### Required task
Copy every one of the rows below word for word, leaving out the pictures.

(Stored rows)
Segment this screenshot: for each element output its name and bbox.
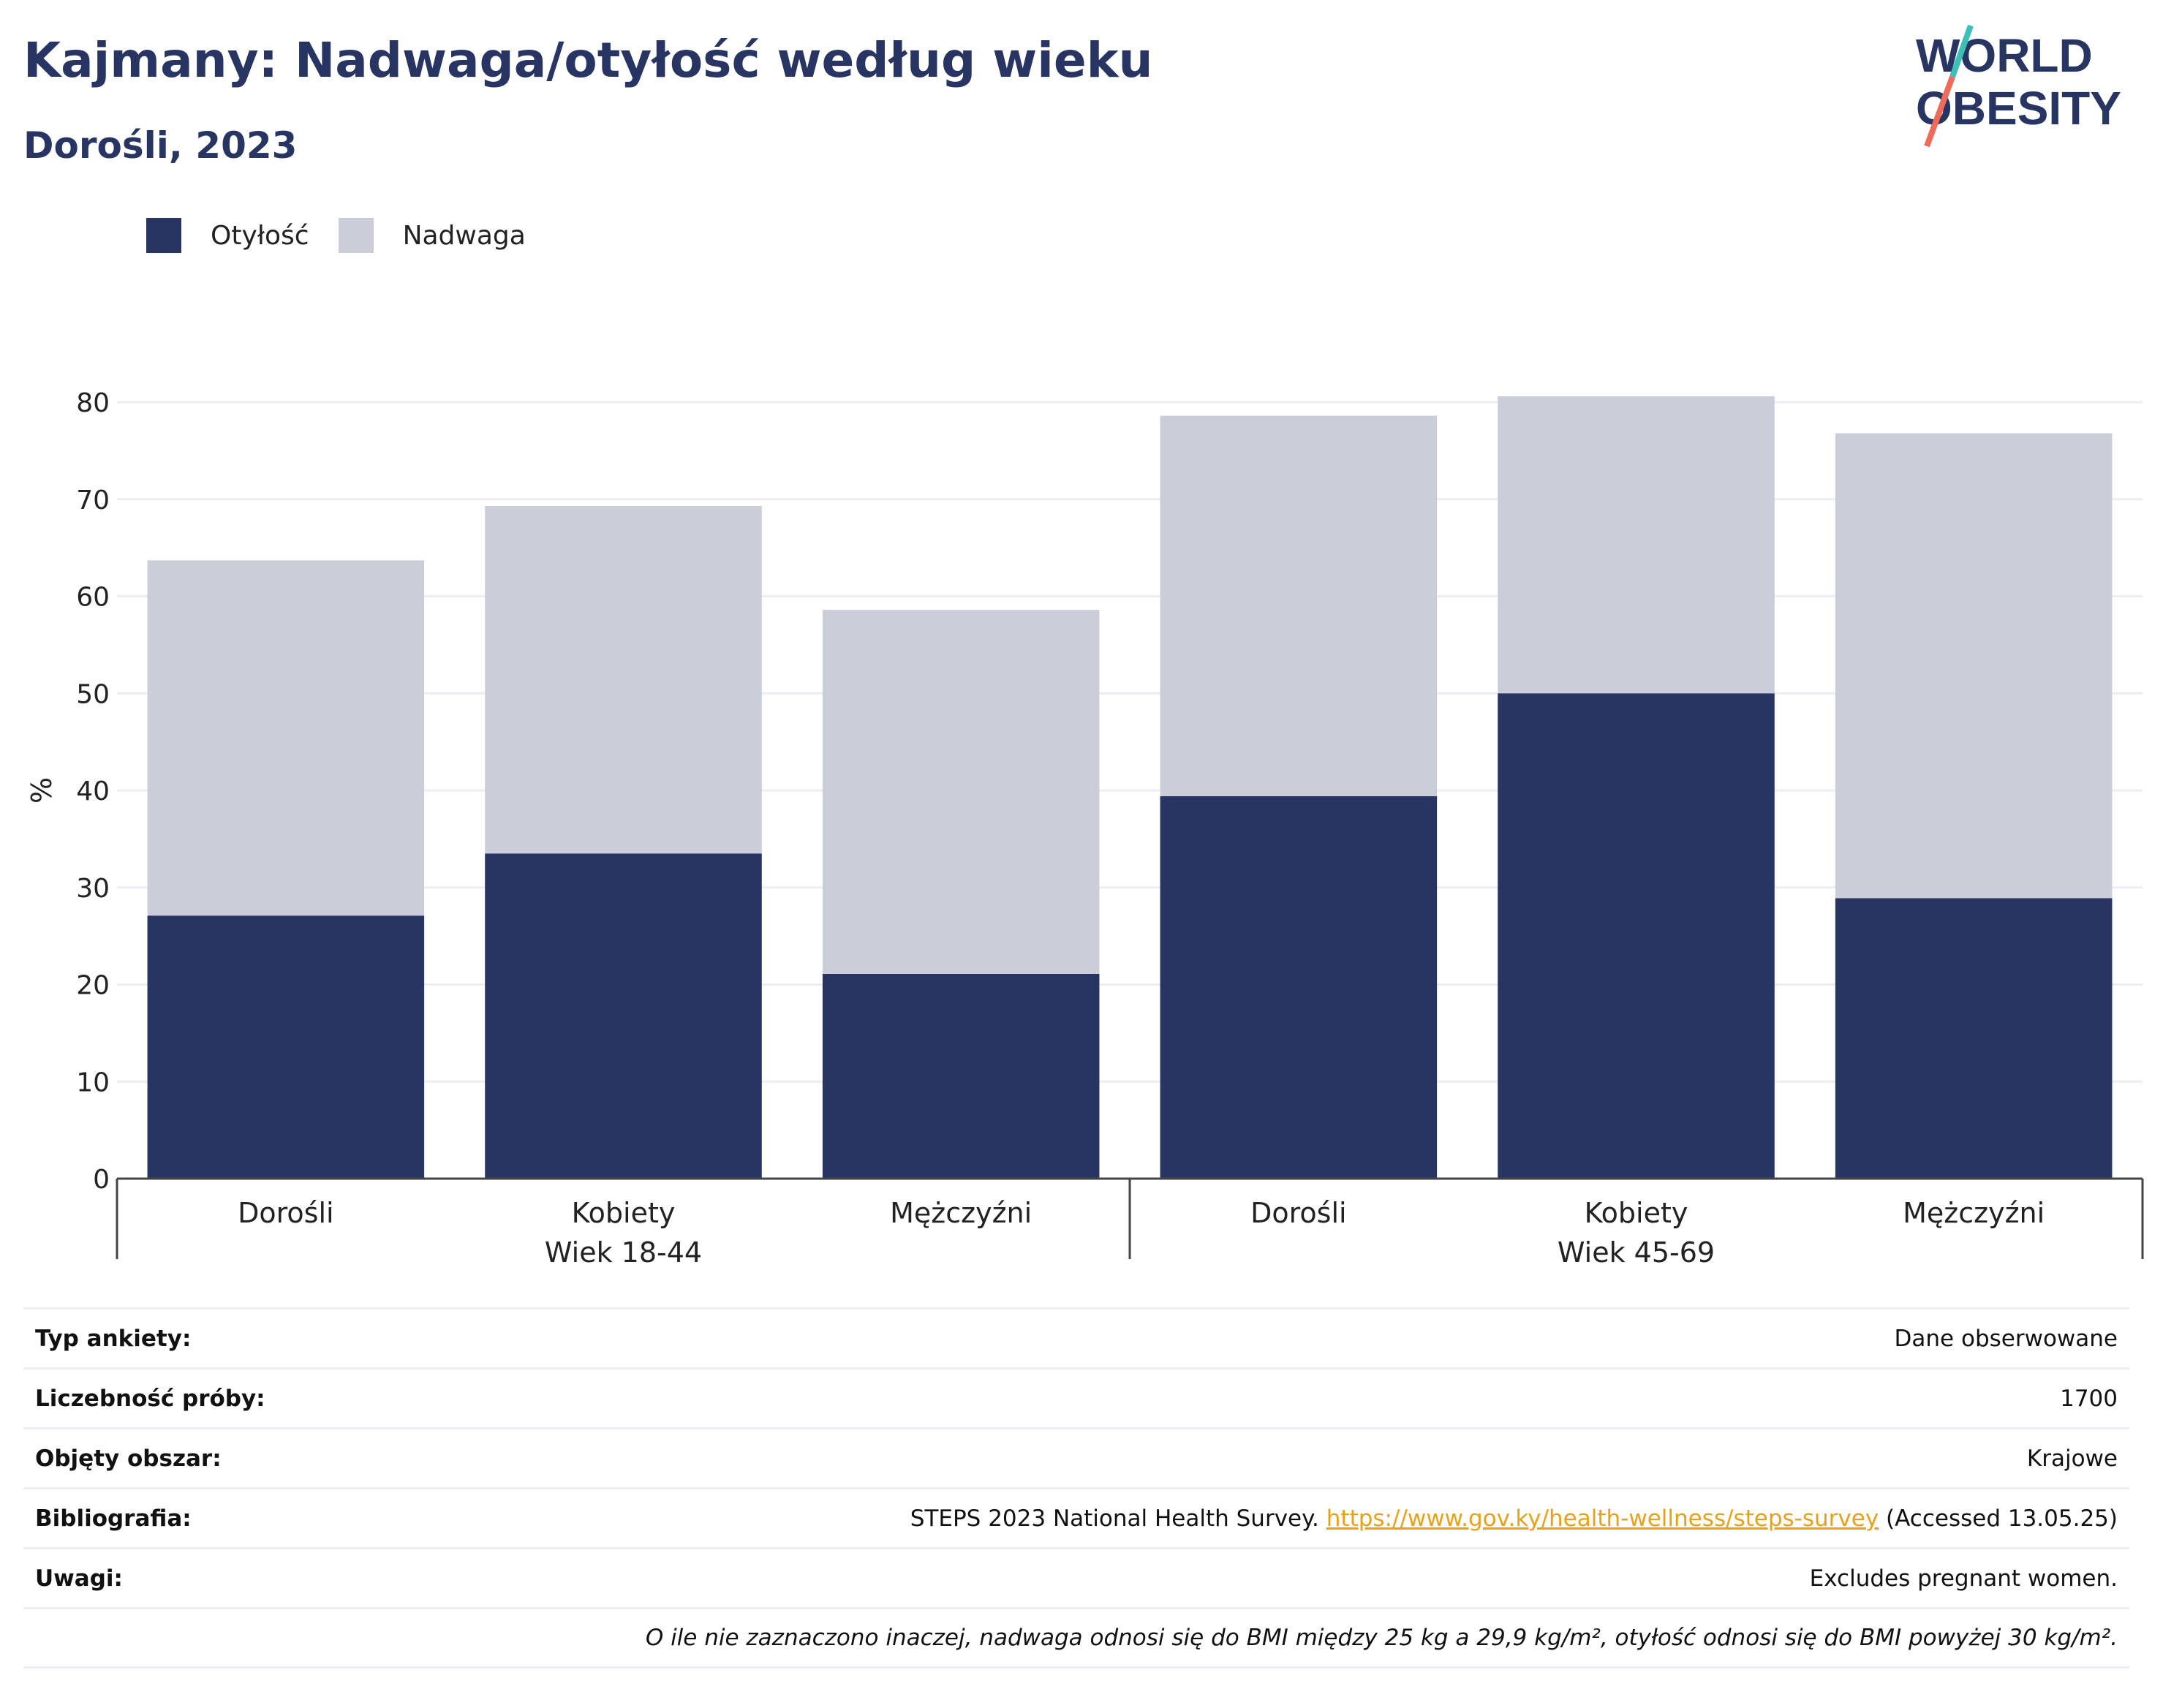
group-label: Wiek 18-44 — [545, 1236, 702, 1269]
metadata-table: Typ ankiety: Dane obserwowane Liczebność… — [23, 1307, 2129, 1669]
bar-overweight — [147, 560, 425, 916]
bar-obesity — [1160, 796, 1438, 1179]
legend-item-obesity[interactable]: Otyłość — [146, 218, 309, 253]
meta-value: STEPS 2023 National Health Survey. https… — [910, 1505, 2118, 1532]
x-tick-label: Mężczyźni — [890, 1197, 1032, 1229]
footnote: O ile nie zaznaczono inaczej, nadwaga od… — [23, 1607, 2129, 1669]
x-tick-label: Dorośli — [1250, 1197, 1346, 1229]
meta-row-sample-size: Liczebność próby: 1700 — [23, 1367, 2129, 1427]
bar-overweight — [822, 610, 1100, 974]
meta-row-bibliography: Bibliografia: STEPS 2023 National Health… — [23, 1487, 2129, 1547]
bar-overweight — [1498, 396, 1775, 694]
meta-value: Dane obserwowane — [1894, 1325, 2118, 1352]
y-tick-label: 60 — [76, 583, 110, 613]
logo-slash-coral — [1924, 75, 1955, 148]
chart-subtitle: Dorośli, 2023 — [23, 124, 298, 167]
x-tick-label: Dorośli — [238, 1197, 333, 1229]
y-tick-label: 40 — [76, 776, 110, 806]
bibliography-link[interactable]: https://www.gov.ky/health-wellness/steps… — [1326, 1505, 1879, 1532]
meta-value: Excludes pregnant women. — [1809, 1565, 2118, 1592]
bar-obesity — [1835, 898, 2113, 1179]
legend: Otyłość Nadwaga — [146, 218, 526, 253]
meta-row-survey-type: Typ ankiety: Dane obserwowane — [23, 1307, 2129, 1367]
y-tick-label: 50 — [76, 679, 110, 709]
group-label: Wiek 45-69 — [1558, 1236, 1715, 1269]
meta-label: Typ ankiety: — [35, 1325, 192, 1352]
legend-label-obesity: Otyłość — [211, 220, 309, 251]
meta-label: Objęty obszar: — [35, 1445, 222, 1472]
x-tick-label: Mężczyźni — [1903, 1197, 2045, 1229]
meta-label: Uwagi: — [35, 1565, 123, 1592]
bibliography-suffix: (Accessed 13.05.25) — [1886, 1505, 2118, 1532]
bar-overweight — [1835, 433, 2113, 899]
logo-slash-teal — [1949, 24, 1974, 78]
bar-obesity — [822, 973, 1100, 1179]
x-tick-label: Kobiety — [1585, 1197, 1688, 1229]
y-tick-label: 20 — [76, 971, 110, 1001]
meta-label: Liczebność próby: — [35, 1385, 265, 1412]
bar-obesity — [147, 915, 425, 1179]
y-tick-label: 30 — [76, 874, 110, 904]
y-tick-label: 70 — [76, 485, 110, 515]
meta-row-area: Objęty obszar: Krajowe — [23, 1427, 2129, 1487]
meta-row-notes: Uwagi: Excludes pregnant women. — [23, 1547, 2129, 1607]
legend-item-overweight[interactable]: Nadwaga — [338, 218, 526, 253]
bar-overweight — [1160, 415, 1438, 796]
y-tick-label: 80 — [76, 388, 110, 418]
y-axis-label: % — [26, 777, 58, 804]
bar-obesity — [1498, 693, 1775, 1179]
y-tick-label: 10 — [76, 1068, 110, 1097]
stacked-bar-chart: 0 10 20 30 40 50 60 70 80% Dorośli Kobiety Mężczyźn… — [26, 388, 2144, 1269]
chart-title: Kajmany: Nadwaga/otyłość według wieku — [23, 32, 1153, 88]
meta-label: Bibliografia: — [35, 1505, 192, 1532]
y-tick-label: 0 — [93, 1165, 110, 1195]
meta-value: Krajowe — [2026, 1445, 2118, 1472]
bar-overweight — [485, 506, 762, 854]
world-obesity-logo: WORLD OBESITY — [1916, 24, 2121, 148]
bibliography-prefix: STEPS 2023 National Health Survey. — [910, 1505, 1319, 1532]
x-tick-label: Kobiety — [572, 1197, 676, 1229]
legend-label-overweight: Nadwaga — [402, 220, 526, 251]
legend-swatch-overweight — [338, 218, 374, 253]
meta-value: 1700 — [2060, 1385, 2118, 1412]
logo-text-world: WORLD — [1916, 29, 2093, 82]
bar-obesity — [485, 853, 762, 1179]
legend-swatch-obesity — [146, 218, 181, 253]
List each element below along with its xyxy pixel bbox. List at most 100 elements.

### Output of the exercise
Segment this screenshot: for each element output its name and bbox.
group-label: Wiek 18-44 — [545, 1236, 702, 1269]
metadata-table: Typ ankiety: Dane obserwowane Liczebność… — [23, 1307, 2129, 1669]
bar-overweight — [147, 560, 425, 916]
bar-obesity — [1160, 796, 1438, 1179]
legend-item-obesity[interactable]: Otyłość — [146, 218, 309, 253]
meta-value: STEPS 2023 National Health Survey. https… — [910, 1505, 2118, 1532]
x-tick-label: Mężczyźni — [890, 1197, 1032, 1229]
footnote: O ile nie zaznaczono inaczej, nadwaga od… — [23, 1607, 2129, 1669]
x-tick-label: Dorośli — [1250, 1197, 1346, 1229]
meta-row-sample-size: Liczebność próby: 1700 — [23, 1367, 2129, 1427]
bar-overweight — [822, 610, 1100, 974]
meta-row-bibliography: Bibliografia: STEPS 2023 National Health… — [23, 1487, 2129, 1547]
bar-overweight — [1498, 396, 1775, 694]
meta-value: Dane obserwowane — [1894, 1325, 2118, 1352]
y-tick-label: 60 — [76, 583, 110, 613]
logo-slash-coral — [1924, 75, 1955, 148]
chart-subtitle: Dorośli, 2023 — [23, 124, 298, 167]
x-tick-label: Dorośli — [238, 1197, 333, 1229]
y-tick-label: 40 — [76, 776, 110, 806]
bibliography-link[interactable]: https://www.gov.ky/health-wellness/steps… — [1326, 1505, 1879, 1532]
meta-value: Excludes pregnant women. — [1809, 1565, 2118, 1592]
bar-obesity — [1835, 898, 2113, 1179]
legend: Otyłość Nadwaga — [146, 218, 526, 253]
meta-row-survey-type: Typ ankiety: Dane obserwowane — [23, 1307, 2129, 1367]
y-tick-label: 50 — [76, 679, 110, 709]
group-label: Wiek 45-69 — [1558, 1236, 1715, 1269]
meta-label: Typ ankiety: — [35, 1325, 192, 1352]
legend-label-obesity: Otyłość — [211, 220, 309, 251]
meta-label: Objęty obszar: — [35, 1445, 222, 1472]
x-tick-label: Mężczyźni — [1903, 1197, 2045, 1229]
meta-label: Uwagi: — [35, 1565, 123, 1592]
bibliography-suffix: (Accessed 13.05.25) — [1886, 1505, 2118, 1532]
bar-overweight — [1835, 433, 2113, 899]
logo-slash-teal — [1949, 24, 1974, 78]
bar-obesity — [822, 973, 1100, 1179]
x-tick-label: Kobiety — [1585, 1197, 1688, 1229]
y-tick-label: 20 — [76, 971, 110, 1001]
meta-label: Liczebność próby: — [35, 1385, 265, 1412]
bar-obesity — [147, 915, 425, 1179]
y-tick-label: 30 — [76, 874, 110, 904]
y-tick-label: 70 — [76, 485, 110, 515]
meta-row-area: Objęty obszar: Krajowe — [23, 1427, 2129, 1487]
meta-row-notes: Uwagi: Excludes pregnant women. — [23, 1547, 2129, 1607]
legend-item-overweight[interactable]: Nadwaga — [338, 218, 526, 253]
bar-overweight — [1160, 415, 1438, 796]
y-tick-label: 80 — [76, 388, 110, 418]
y-axis-label: % — [26, 777, 58, 804]
bar-obesity — [1498, 693, 1775, 1179]
y-tick-label: 10 — [76, 1068, 110, 1097]
stacked-bar-chart: 0 10 20 30 40 50 60 70 80% Dorośli Kobiety Mężczyźn… — [26, 388, 2144, 1269]
chart-title: Kajmany: Nadwaga/otyłość według wieku — [23, 32, 1153, 88]
meta-label: Bibliografia: — [35, 1505, 192, 1532]
y-tick-label: 0 — [93, 1165, 110, 1195]
meta-value: Krajowe — [2026, 1445, 2118, 1472]
bar-overweight — [485, 506, 762, 854]
world-obesity-logo: WORLD OBESITY — [1916, 24, 2121, 148]
bibliography-prefix: STEPS 2023 National Health Survey. — [910, 1505, 1319, 1532]
x-tick-label: Kobiety — [572, 1197, 676, 1229]
legend-label-overweight: Nadwaga — [402, 220, 526, 251]
legend-swatch-overweight — [338, 218, 374, 253]
meta-value: 1700 — [2060, 1385, 2118, 1412]
logo-text-world: WORLD — [1916, 29, 2093, 82]
bar-obesity — [485, 853, 762, 1179]
legend-swatch-obesity — [146, 218, 181, 253]
List each element below along with its xyxy pixel bbox. List at most 100 elements.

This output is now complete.